** begin Data records **

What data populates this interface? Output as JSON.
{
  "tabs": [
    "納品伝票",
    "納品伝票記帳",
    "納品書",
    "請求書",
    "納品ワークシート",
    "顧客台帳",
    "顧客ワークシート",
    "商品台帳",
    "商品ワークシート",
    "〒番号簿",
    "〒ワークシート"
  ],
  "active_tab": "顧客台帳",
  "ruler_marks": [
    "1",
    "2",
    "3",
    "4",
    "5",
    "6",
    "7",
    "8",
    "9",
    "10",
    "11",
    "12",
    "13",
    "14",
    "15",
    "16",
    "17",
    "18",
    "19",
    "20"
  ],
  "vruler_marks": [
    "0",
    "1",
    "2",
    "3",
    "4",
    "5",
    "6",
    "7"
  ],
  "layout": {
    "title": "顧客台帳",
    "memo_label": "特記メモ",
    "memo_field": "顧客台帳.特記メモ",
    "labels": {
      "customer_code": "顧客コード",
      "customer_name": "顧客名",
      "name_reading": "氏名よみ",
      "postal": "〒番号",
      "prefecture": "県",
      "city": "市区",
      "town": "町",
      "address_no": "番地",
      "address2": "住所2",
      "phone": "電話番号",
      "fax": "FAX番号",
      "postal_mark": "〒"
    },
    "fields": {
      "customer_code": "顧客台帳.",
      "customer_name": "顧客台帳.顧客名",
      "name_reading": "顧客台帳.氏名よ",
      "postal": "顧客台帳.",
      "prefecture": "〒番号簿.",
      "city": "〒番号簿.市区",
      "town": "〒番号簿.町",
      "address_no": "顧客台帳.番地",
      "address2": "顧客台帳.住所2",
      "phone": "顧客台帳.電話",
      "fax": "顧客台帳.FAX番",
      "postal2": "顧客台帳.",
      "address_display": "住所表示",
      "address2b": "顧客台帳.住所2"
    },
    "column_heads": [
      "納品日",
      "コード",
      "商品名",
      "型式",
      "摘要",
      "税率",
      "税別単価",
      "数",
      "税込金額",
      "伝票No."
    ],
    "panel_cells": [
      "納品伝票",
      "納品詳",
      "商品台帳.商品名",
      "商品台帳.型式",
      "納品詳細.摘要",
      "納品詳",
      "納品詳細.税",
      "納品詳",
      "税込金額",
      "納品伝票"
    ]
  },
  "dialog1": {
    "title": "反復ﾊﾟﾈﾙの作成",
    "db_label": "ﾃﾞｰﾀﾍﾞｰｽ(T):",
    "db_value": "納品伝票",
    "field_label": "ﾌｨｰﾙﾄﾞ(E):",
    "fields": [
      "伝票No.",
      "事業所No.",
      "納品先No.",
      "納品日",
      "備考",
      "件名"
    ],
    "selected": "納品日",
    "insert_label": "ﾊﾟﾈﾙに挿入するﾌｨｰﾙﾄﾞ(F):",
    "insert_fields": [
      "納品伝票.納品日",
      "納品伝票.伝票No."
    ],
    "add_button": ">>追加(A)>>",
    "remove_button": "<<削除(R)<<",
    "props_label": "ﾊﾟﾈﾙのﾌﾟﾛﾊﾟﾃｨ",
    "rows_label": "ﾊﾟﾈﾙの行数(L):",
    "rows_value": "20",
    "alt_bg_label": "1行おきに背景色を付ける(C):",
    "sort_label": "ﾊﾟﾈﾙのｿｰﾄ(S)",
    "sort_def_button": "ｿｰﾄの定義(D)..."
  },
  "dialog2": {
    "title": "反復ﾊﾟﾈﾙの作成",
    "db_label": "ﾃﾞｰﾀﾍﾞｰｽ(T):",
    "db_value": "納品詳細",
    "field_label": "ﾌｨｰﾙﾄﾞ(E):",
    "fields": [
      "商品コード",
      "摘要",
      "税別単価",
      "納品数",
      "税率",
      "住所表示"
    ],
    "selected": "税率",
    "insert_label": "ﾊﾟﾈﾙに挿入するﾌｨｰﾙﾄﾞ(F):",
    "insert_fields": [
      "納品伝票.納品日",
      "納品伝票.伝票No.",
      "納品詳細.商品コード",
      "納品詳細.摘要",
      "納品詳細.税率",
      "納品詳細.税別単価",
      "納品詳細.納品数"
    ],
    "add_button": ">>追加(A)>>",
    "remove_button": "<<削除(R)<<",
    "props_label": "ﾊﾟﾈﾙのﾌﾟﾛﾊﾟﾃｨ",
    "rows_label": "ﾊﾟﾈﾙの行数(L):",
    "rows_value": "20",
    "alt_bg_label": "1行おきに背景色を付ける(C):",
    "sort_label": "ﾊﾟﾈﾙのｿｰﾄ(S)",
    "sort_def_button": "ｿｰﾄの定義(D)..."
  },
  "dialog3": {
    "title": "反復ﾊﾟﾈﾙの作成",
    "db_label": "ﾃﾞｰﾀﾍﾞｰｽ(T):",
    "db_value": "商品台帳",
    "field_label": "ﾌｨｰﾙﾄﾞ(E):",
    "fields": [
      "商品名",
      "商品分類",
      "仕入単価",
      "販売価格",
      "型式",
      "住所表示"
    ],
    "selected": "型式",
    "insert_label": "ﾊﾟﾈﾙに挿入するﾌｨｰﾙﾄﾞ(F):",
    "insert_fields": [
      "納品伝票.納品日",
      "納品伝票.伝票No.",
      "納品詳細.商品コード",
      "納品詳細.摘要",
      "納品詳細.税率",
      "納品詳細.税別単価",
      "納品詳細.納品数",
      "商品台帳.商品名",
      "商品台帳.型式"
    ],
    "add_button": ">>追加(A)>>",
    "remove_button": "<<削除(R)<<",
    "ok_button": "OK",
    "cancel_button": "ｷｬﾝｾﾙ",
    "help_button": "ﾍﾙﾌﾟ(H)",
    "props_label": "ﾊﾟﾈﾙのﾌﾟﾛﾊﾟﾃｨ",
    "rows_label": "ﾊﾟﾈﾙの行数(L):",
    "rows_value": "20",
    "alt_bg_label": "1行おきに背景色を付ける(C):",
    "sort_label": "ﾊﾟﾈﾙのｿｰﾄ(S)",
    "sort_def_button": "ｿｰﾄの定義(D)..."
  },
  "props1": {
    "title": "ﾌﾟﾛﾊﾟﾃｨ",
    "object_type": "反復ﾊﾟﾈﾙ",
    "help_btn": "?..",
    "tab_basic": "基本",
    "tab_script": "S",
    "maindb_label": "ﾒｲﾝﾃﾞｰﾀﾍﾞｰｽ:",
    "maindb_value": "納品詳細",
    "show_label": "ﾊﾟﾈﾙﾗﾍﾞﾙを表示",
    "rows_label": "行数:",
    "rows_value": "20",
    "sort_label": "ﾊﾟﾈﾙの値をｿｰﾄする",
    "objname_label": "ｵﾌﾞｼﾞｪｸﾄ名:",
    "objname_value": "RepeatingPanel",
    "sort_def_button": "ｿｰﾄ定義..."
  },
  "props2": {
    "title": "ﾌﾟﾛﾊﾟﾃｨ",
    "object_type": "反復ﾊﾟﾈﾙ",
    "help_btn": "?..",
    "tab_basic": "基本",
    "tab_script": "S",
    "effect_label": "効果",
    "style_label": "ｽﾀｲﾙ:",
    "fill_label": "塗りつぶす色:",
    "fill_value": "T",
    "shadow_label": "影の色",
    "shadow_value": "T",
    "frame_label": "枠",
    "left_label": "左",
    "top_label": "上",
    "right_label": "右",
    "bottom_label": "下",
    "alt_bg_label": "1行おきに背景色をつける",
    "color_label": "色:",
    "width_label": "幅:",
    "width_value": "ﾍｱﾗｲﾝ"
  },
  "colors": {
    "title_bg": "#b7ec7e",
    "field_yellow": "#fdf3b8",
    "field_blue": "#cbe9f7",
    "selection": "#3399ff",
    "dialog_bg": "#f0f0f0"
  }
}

** end Data records **

What the task asks:
Reproduce the listing above verbatim, from first line to last.

The reply:
What data populates this interface? Output as JSON.
{
  "tabs": [
    "納品伝票",
    "納品伝票記帳",
    "納品書",
    "請求書",
    "納品ワークシート",
    "顧客台帳",
    "顧客ワークシート",
    "商品台帳",
    "商品ワークシート",
    "〒番号簿",
    "〒ワークシート"
  ],
  "active_tab": "顧客台帳",
  "ruler_marks": [
    "1",
    "2",
    "3",
    "4",
    "5",
    "6",
    "7",
    "8",
    "9",
    "10",
    "11",
    "12",
    "13",
    "14",
    "15",
    "16",
    "17",
    "18",
    "19",
    "20"
  ],
  "vruler_marks": [
    "0",
    "1",
    "2",
    "3",
    "4",
    "5",
    "6",
    "7"
  ],
  "layout": {
    "title": "顧客台帳",
    "memo_label": "特記メモ",
    "memo_field": "顧客台帳.特記メモ",
    "labels": {
      "customer_code": "顧客コード",
      "customer_name": "顧客名",
      "name_reading": "氏名よみ",
      "postal": "〒番号",
      "prefecture": "県",
      "city": "市区",
      "town": "町",
      "address_no": "番地",
      "address2": "住所2",
      "phone": "電話番号",
      "fax": "FAX番号",
      "postal_mark": "〒"
    },
    "fields": {
      "customer_code": "顧客台帳.",
      "customer_name": "顧客台帳.顧客名",
      "name_reading": "顧客台帳.氏名よ",
      "postal": "顧客台帳.",
      "prefecture": "〒番号簿.",
      "city": "〒番号簿.市区",
      "town": "〒番号簿.町",
      "address_no": "顧客台帳.番地",
      "address2": "顧客台帳.住所2",
      "phone": "顧客台帳.電話",
      "fax": "顧客台帳.FAX番",
      "postal2": "顧客台帳.",
      "address_display": "住所表示",
      "address2b": "顧客台帳.住所2"
    },
    "column_heads": [
      "納品日",
      "コード",
      "商品名",
      "型式",
      "摘要",
      "税率",
      "税別単価",
      "数",
      "税込金額",
      "伝票No."
    ],
    "panel_cells": [
      "納品伝票",
      "納品詳",
      "商品台帳.商品名",
      "商品台帳.型式",
      "納品詳細.摘要",
      "納品詳",
      "納品詳細.税",
      "納品詳",
      "税込金額",
      "納品伝票"
    ]
  },
  "dialog1": {
    "title": "反復ﾊﾟﾈﾙの作成",
    "db_label": "ﾃﾞｰﾀﾍﾞｰｽ(T):",
    "db_value": "納品伝票",
    "field_label": "ﾌｨｰﾙﾄﾞ(E):",
    "fields": [
      "伝票No.",
      "事業所No.",
      "納品先No.",
      "納品日",
      "備考",
      "件名"
    ],
    "selected": "納品日",
    "insert_label": "ﾊﾟﾈﾙに挿入するﾌｨｰﾙﾄﾞ(F):",
    "insert_fields": [
      "納品伝票.納品日",
      "納品伝票.伝票No."
    ],
    "add_button": ">>追加(A)>>",
    "remove_button": "<<削除(R)<<",
    "props_label": "ﾊﾟﾈﾙのﾌﾟﾛﾊﾟﾃｨ",
    "rows_label": "ﾊﾟﾈﾙの行数(L):",
    "rows_value": "20",
    "alt_bg_label": "1行おきに背景色を付ける(C):",
    "sort_label": "ﾊﾟﾈﾙのｿｰﾄ(S)",
    "sort_def_button": "ｿｰﾄの定義(D)..."
  },
  "dialog2": {
    "title": "反復ﾊﾟﾈﾙの作成",
    "db_label": "ﾃﾞｰﾀﾍﾞｰｽ(T):",
    "db_value": "納品詳細",
    "field_label": "ﾌｨｰﾙﾄﾞ(E):",
    "fields": [
      "商品コード",
      "摘要",
      "税別単価",
      "納品数",
      "税率",
      "住所表示"
    ],
    "selected": "税率",
    "insert_label": "ﾊﾟﾈﾙに挿入するﾌｨｰﾙﾄﾞ(F):",
    "insert_fields": [
      "納品伝票.納品日",
      "納品伝票.伝票No.",
      "納品詳細.商品コード",
      "納品詳細.摘要",
      "納品詳細.税率",
      "納品詳細.税別単価",
      "納品詳細.納品数"
    ],
    "add_button": ">>追加(A)>>",
    "remove_button": "<<削除(R)<<",
    "props_label": "ﾊﾟﾈﾙのﾌﾟﾛﾊﾟﾃｨ",
    "rows_label": "ﾊﾟﾈﾙの行数(L):",
    "rows_value": "20",
    "alt_bg_label": "1行おきに背景色を付ける(C):",
    "sort_label": "ﾊﾟﾈﾙのｿｰﾄ(S)",
    "sort_def_button": "ｿｰﾄの定義(D)..."
  },
  "dialog3": {
    "title": "反復ﾊﾟﾈﾙの作成",
    "db_label": "ﾃﾞｰﾀﾍﾞｰｽ(T):",
    "db_value": "商品台帳",
    "field_label": "ﾌｨｰﾙﾄﾞ(E):",
    "fields": [
      "商品名",
      "商品分類",
      "仕入単価",
      "販売価格",
      "型式",
      "住所表示"
    ],
    "selected": "型式",
    "insert_label": "ﾊﾟﾈﾙに挿入するﾌｨｰﾙﾄﾞ(F):",
    "insert_fields": [
      "納品伝票.納品日",
      "納品伝票.伝票No.",
      "納品詳細.商品コード",
      "納品詳細.摘要",
      "納品詳細.税率",
      "納品詳細.税別単価",
      "納品詳細.納品数",
      "商品台帳.商品名",
      "商品台帳.型式"
    ],
    "add_button": ">>追加(A)>>",
    "remove_button": "<<削除(R)<<",
    "ok_button": "OK",
    "cancel_button": "ｷｬﾝｾﾙ",
    "help_button": "ﾍﾙﾌﾟ(H)",
    "props_label": "ﾊﾟﾈﾙのﾌﾟﾛﾊﾟﾃｨ",
    "rows_label": "ﾊﾟﾈﾙの行数(L):",
    "rows_value": "20",
    "alt_bg_label": "1行おきに背景色を付ける(C):",
    "sort_label": "ﾊﾟﾈﾙのｿｰﾄ(S)",
    "sort_def_button": "ｿｰﾄの定義(D)..."
  },
  "props1": {
    "title": "ﾌﾟﾛﾊﾟﾃｨ",
    "object_type": "反復ﾊﾟﾈﾙ",
    "help_btn": "?..",
    "tab_basic": "基本",
    "tab_script": "S",
    "maindb_label": "ﾒｲﾝﾃﾞｰﾀﾍﾞｰｽ:",
    "maindb_value": "納品詳細",
    "show_label": "ﾊﾟﾈﾙﾗﾍﾞﾙを表示",
    "rows_label": "行数:",
    "rows_value": "20",
    "sort_label": "ﾊﾟﾈﾙの値をｿｰﾄする",
    "objname_label": "ｵﾌﾞｼﾞｪｸﾄ名:",
    "objname_value": "RepeatingPanel",
    "sort_def_button": "ｿｰﾄ定義..."
  },
  "props2": {
    "title": "ﾌﾟﾛﾊﾟﾃｨ",
    "object_type": "反復ﾊﾟﾈﾙ",
    "help_btn": "?..",
    "tab_basic": "基本",
    "tab_script": "S",
    "effect_label": "効果",
    "style_label": "ｽﾀｲﾙ:",
    "fill_label": "塗りつぶす色:",
    "fill_value": "T",
    "shadow_label": "影の色",
    "shadow_value": "T",
    "frame_label": "枠",
    "left_label": "左",
    "top_label": "上",
    "right_label": "右",
    "bottom_label": "下",
    "alt_bg_label": "1行おきに背景色をつける",
    "color_label": "色:",
    "width_label": "幅:",
    "width_value": "ﾍｱﾗｲﾝ"
  },
  "colors": {
    "title_bg": "#b7ec7e",
    "field_yellow": "#fdf3b8",
    "field_blue": "#cbe9f7",
    "selection": "#3399ff",
    "dialog_bg": "#f0f0f0"
  }
}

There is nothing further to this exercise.